**WHAT IS BEING ASKED:**
Identify the lines that contain the string "this" and copy all of them.

-------- THE RECORDS

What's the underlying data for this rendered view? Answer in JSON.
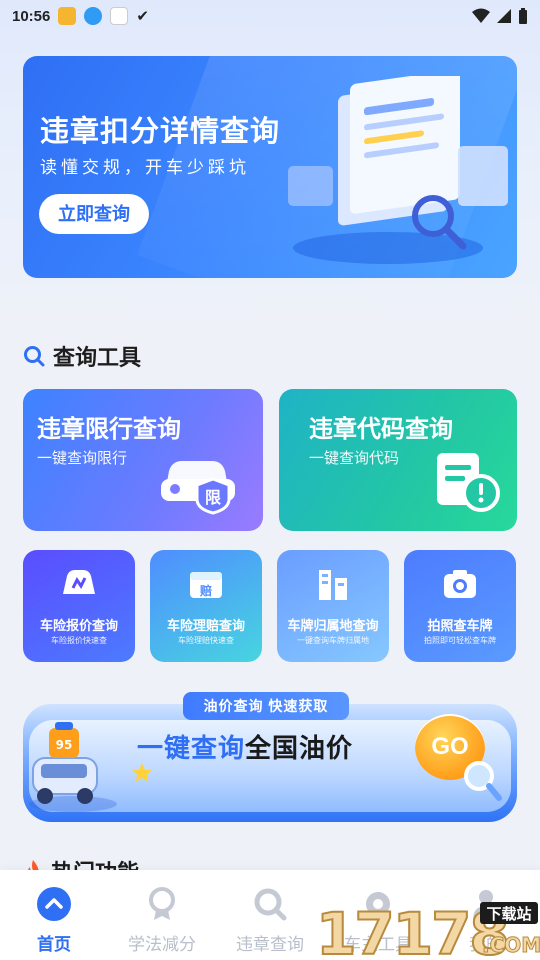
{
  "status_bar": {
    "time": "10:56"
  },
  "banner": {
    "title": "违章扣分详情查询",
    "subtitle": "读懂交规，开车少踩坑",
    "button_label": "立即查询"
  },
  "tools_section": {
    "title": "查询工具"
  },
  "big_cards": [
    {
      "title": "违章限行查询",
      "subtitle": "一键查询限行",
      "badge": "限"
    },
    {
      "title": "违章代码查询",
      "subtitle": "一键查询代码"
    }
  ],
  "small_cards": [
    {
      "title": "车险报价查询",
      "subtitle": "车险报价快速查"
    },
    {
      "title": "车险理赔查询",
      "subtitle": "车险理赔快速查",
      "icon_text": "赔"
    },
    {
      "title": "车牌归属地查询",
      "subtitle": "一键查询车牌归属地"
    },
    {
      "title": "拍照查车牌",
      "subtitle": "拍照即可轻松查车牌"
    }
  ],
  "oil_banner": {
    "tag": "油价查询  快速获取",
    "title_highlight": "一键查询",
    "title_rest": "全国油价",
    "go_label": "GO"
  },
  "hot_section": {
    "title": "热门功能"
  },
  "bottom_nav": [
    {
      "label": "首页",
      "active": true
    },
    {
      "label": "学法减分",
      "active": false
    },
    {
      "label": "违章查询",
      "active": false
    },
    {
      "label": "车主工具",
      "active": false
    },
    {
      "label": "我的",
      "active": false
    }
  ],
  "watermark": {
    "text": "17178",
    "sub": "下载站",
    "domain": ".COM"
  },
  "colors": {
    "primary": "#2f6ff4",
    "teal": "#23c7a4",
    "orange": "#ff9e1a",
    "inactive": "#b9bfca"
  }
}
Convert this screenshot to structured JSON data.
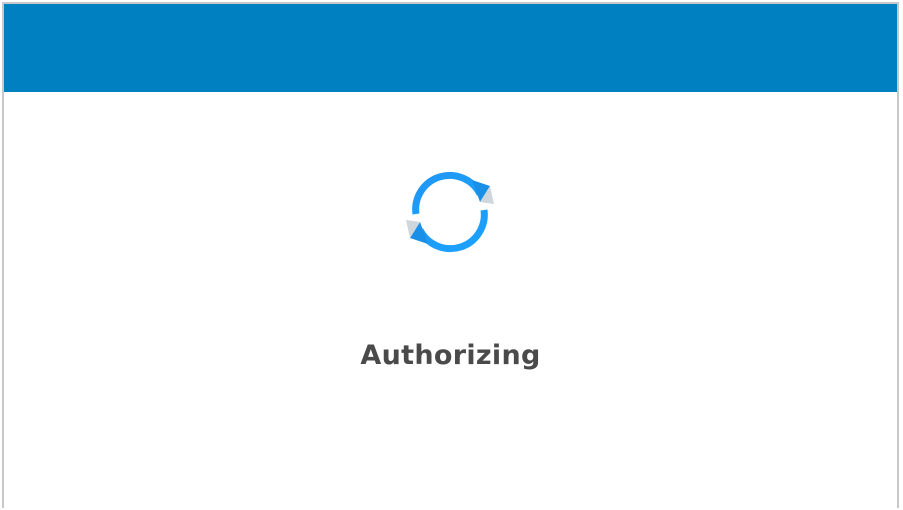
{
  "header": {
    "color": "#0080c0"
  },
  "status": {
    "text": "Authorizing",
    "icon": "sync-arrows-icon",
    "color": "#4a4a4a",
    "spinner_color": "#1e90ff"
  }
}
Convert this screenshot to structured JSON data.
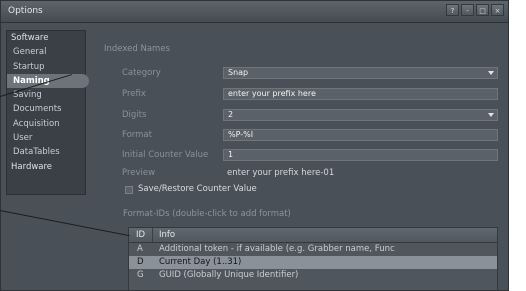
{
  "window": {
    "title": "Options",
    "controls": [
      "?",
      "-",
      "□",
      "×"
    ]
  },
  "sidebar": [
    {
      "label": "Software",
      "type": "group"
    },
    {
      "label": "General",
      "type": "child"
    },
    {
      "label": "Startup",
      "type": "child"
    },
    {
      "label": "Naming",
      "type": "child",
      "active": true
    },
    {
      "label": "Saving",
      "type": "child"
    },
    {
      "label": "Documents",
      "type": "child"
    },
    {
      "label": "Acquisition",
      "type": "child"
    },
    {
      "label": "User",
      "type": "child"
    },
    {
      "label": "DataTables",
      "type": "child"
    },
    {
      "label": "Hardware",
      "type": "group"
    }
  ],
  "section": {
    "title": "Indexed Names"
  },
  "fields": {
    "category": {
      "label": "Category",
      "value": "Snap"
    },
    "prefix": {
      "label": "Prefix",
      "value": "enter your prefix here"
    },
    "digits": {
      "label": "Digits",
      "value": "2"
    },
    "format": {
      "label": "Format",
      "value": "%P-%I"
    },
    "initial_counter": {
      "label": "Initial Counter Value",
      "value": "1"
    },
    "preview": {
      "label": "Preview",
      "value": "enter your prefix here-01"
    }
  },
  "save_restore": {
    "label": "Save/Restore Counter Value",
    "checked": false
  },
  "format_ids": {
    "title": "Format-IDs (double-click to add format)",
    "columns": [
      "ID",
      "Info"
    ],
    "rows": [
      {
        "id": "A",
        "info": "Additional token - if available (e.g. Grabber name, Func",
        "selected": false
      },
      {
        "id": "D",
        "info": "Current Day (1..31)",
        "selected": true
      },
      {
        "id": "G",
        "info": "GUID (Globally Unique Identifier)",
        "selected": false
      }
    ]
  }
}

----------------
-------- THE RECORDS

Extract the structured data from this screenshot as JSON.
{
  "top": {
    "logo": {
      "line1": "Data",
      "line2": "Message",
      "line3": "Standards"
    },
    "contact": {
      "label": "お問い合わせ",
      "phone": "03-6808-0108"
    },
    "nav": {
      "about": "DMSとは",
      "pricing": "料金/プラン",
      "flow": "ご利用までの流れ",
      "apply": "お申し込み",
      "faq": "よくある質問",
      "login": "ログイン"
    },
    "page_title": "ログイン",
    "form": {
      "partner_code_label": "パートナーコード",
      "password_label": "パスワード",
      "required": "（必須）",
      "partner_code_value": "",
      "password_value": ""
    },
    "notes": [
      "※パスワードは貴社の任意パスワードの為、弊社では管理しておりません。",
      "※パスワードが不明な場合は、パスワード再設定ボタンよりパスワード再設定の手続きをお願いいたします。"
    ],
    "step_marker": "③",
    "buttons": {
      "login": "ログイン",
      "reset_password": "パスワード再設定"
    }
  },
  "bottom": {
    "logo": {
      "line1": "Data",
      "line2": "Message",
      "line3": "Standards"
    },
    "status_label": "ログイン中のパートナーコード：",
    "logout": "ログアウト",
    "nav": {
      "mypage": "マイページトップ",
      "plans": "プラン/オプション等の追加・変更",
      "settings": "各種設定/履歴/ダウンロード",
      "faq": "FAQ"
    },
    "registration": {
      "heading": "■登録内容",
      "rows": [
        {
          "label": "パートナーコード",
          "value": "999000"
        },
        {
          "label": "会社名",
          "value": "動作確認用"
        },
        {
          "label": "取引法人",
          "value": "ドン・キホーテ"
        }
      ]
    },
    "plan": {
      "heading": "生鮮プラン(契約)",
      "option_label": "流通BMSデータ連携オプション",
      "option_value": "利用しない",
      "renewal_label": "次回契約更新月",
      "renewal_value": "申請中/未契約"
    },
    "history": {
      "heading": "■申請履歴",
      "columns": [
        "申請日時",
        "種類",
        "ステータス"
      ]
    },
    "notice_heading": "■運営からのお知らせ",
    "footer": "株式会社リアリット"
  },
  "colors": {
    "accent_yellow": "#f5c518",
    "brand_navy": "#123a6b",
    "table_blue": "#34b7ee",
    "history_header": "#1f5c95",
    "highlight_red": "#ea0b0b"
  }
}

----------------
-------- THE RECORDS

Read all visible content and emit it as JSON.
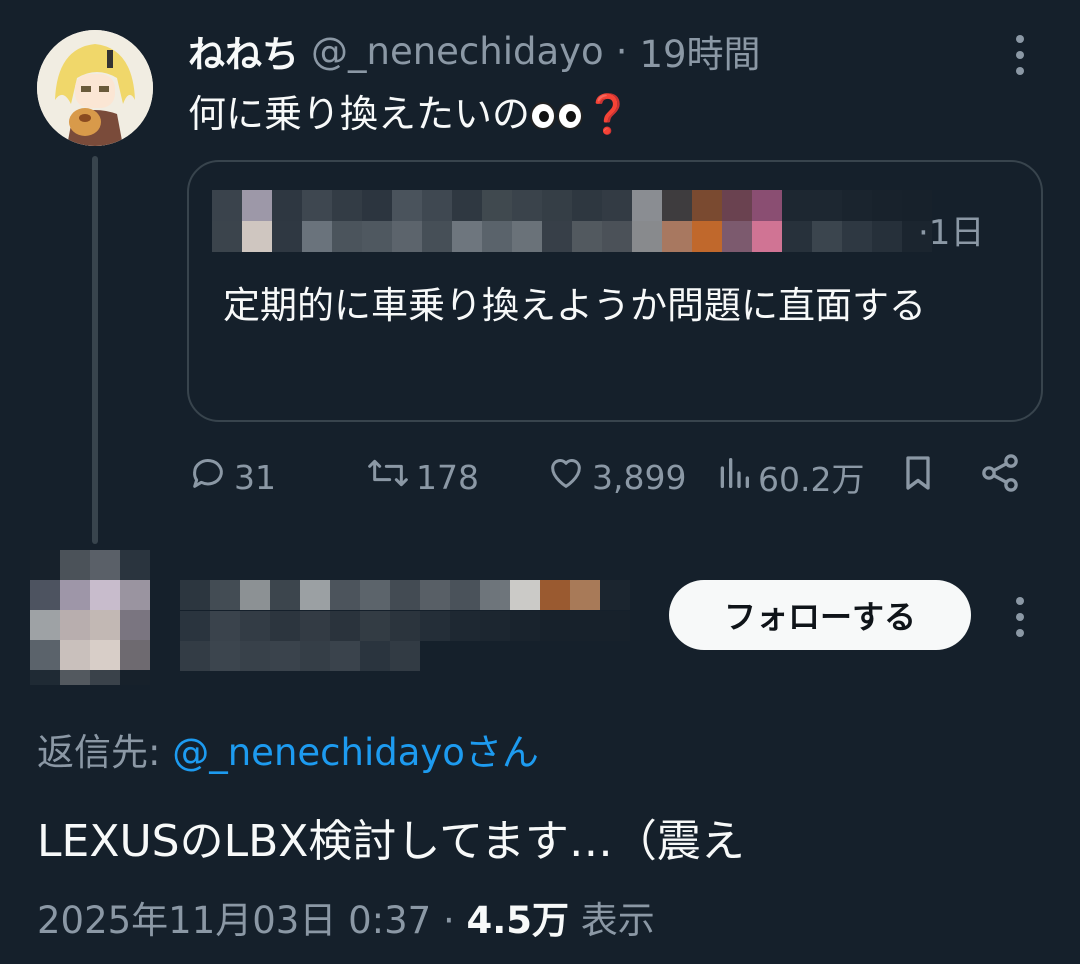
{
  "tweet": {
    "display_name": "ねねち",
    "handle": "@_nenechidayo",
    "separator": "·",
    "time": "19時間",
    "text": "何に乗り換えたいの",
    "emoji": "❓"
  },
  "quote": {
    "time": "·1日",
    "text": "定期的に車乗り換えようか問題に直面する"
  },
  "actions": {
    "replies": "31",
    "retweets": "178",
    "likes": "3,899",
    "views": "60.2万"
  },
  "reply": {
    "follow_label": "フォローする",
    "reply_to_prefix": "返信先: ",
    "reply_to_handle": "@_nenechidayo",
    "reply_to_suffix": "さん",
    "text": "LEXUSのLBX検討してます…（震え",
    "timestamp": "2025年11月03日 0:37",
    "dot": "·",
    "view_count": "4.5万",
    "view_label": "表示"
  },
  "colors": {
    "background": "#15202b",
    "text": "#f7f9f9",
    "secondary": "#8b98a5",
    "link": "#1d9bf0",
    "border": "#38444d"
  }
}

----------------

**EXERCISE RESULT:**
What's the underlying data for this rendered view? Answer in JSON.
Convert this screenshot to structured JSON data.
Convert this screenshot to structured JSON data.
Extract the structured data from this screenshot as JSON.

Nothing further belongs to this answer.